Answer these questions about the forum thread below on finding the closest point on a line segment:
1. What does the original function return when the point lags behind the start of the segment?
2. According to the reply, when should performance not be an issue?
3. Which method does the reply's function call on the ray to get the result?

#### Text section
— start —

I’m trying to calculate the closest point on a line segment to another point. I found a function online for returning the distance between a line and a point, and I’m wondering what tweaks need to be made to the math in order for it to return the closest vector3 point on the line instead of the distance.

function distanceToSegment( v, a, b ) --v is the point, a and b are the start and end points of the line
local ab = b - a
local av = v - a
if (av:Dot(ab) <= 0) then -- Point is lagging behind start of the segment, so
return av.Magnitude -- Use distance to start of segment instead.
end
local bv = v - b
if (bv:Dot(ab) >= 0 ) then -- Point is advanced past the end of the segment, so
return bv.Magnitude -- Use distance to end of the segment instead
end
return (ab:Cross(av)).Magnitude / ab.Magnitude -- Perpendicular distance of point to segment
end

Would I just not return the .Magnitude? Any advice is much appreciated

Unless you’re doing these calculations multiple times every frame, performance shouldn’t be an issue.
Even in that scenario, I think Luau has been optimized enough that the performance increase from using your own function and using that one would be minuscule.

local function findClosestPointOnSegment(point,start,end)
local segment = Ray.new(start,(end-start).unit) --just .unit or .unit*Length ?
return segment:ClosestPoint(point)
end

Would I need to multiply the direction of the ray by the length of the segment?

— end —

#### Stored data
— start —

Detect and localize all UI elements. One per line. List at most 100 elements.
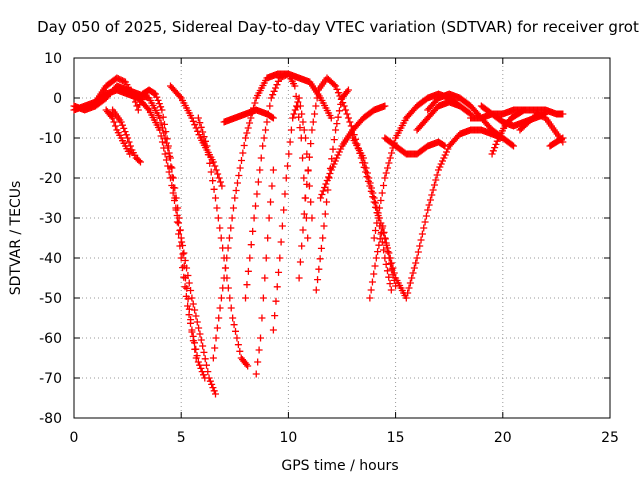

— end —

#### Response
1. It returns av.Magnitude, the distance to the start of the segment.
2. Performance shouldn't be an issue unless the calculations are done multiple times every frame.
3. It calls ClosestPoint, passing in the point.